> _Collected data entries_
>>>
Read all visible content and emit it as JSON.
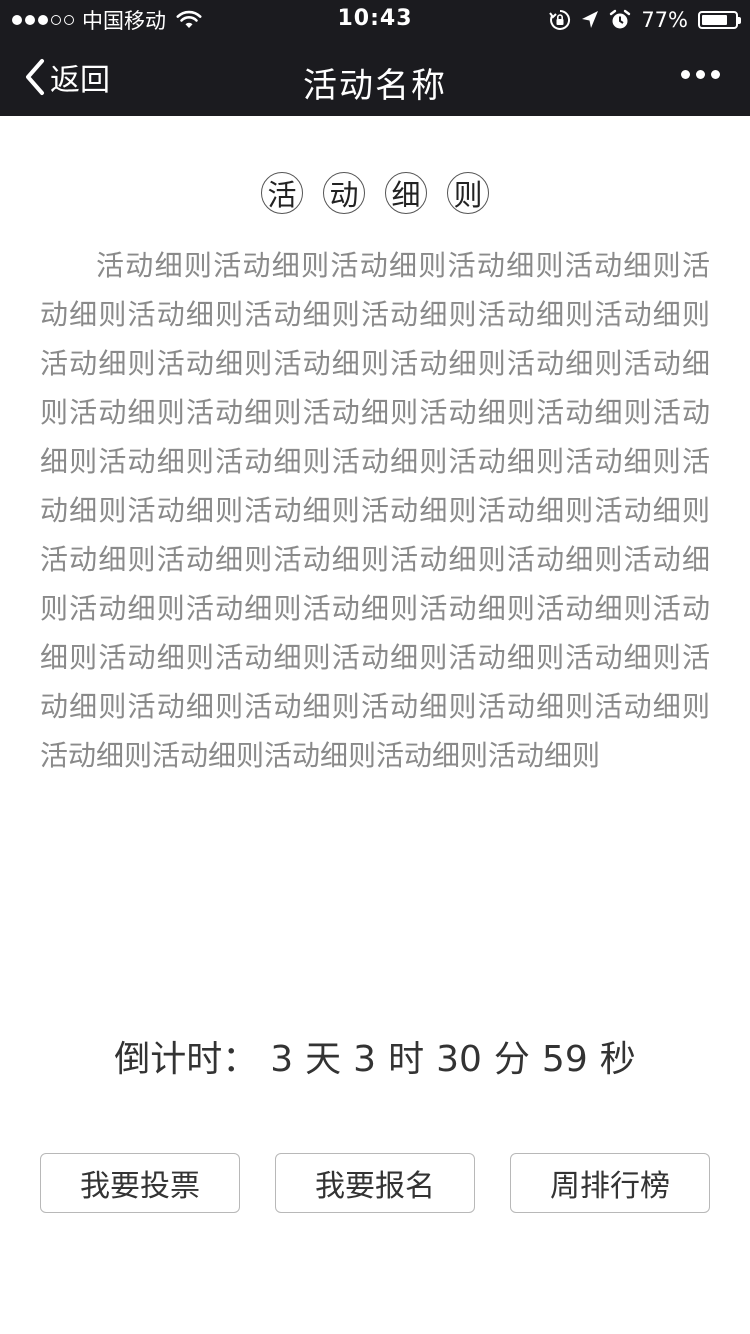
{
  "status_bar": {
    "signal_filled": 3,
    "signal_total": 5,
    "carrier": "中国移动",
    "time": "10:43",
    "battery_percent": "77%",
    "battery_level": 0.77
  },
  "nav": {
    "back_label": "返回",
    "title": "活动名称"
  },
  "section": {
    "title_chars": [
      "活",
      "动",
      "细",
      "则"
    ],
    "body_text": "活动细则活动细则活动细则活动细则活动细则活动细则活动细则活动细则活动细则活动细则活动细则活动细则活动细则活动细则活动细则活动细则活动细则活动细则活动细则活动细则活动细则活动细则活动细则活动细则活动细则活动细则活动细则活动细则活动细则活动细则活动细则活动细则活动细则活动细则活动细则活动细则活动细则活动细则活动细则活动细则活动细则活动细则活动细则活动细则活动细则活动细则活动细则活动细则活动细则活动细则活动细则活动细则活动细则活动细则活动细则活动细则活动细则活动细则活动细则活动细则活动细则活动细则"
  },
  "countdown": {
    "label": "倒计时：",
    "days": "3",
    "days_unit": "天",
    "hours": "3",
    "hours_unit": "时",
    "minutes": "30",
    "minutes_unit": "分",
    "seconds": "59",
    "seconds_unit": "秒"
  },
  "actions": {
    "vote_label": "我要投票",
    "signup_label": "我要报名",
    "ranking_label": "周排行榜"
  },
  "colors": {
    "bar_background": "#1b1b1f",
    "body_text": "#8a8a8a",
    "button_border": "#b8b8b8"
  }
}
<<<
> _Work instructions_
Each record above must be returned exactly as written, with its pictures omitted.

> _Output of the exercise_
Read all visible content and emit it as JSON.
{
  "status_bar": {
    "signal_filled": 3,
    "signal_total": 5,
    "carrier": "中国移动",
    "time": "10:43",
    "battery_percent": "77%",
    "battery_level": 0.77
  },
  "nav": {
    "back_label": "返回",
    "title": "活动名称"
  },
  "section": {
    "title_chars": [
      "活",
      "动",
      "细",
      "则"
    ],
    "body_text": "活动细则活动细则活动细则活动细则活动细则活动细则活动细则活动细则活动细则活动细则活动细则活动细则活动细则活动细则活动细则活动细则活动细则活动细则活动细则活动细则活动细则活动细则活动细则活动细则活动细则活动细则活动细则活动细则活动细则活动细则活动细则活动细则活动细则活动细则活动细则活动细则活动细则活动细则活动细则活动细则活动细则活动细则活动细则活动细则活动细则活动细则活动细则活动细则活动细则活动细则活动细则活动细则活动细则活动细则活动细则活动细则活动细则活动细则活动细则活动细则活动细则活动细则"
  },
  "countdown": {
    "label": "倒计时：",
    "days": "3",
    "days_unit": "天",
    "hours": "3",
    "hours_unit": "时",
    "minutes": "30",
    "minutes_unit": "分",
    "seconds": "59",
    "seconds_unit": "秒"
  },
  "actions": {
    "vote_label": "我要投票",
    "signup_label": "我要报名",
    "ranking_label": "周排行榜"
  },
  "colors": {
    "bar_background": "#1b1b1f",
    "body_text": "#8a8a8a",
    "button_border": "#b8b8b8"
  }
}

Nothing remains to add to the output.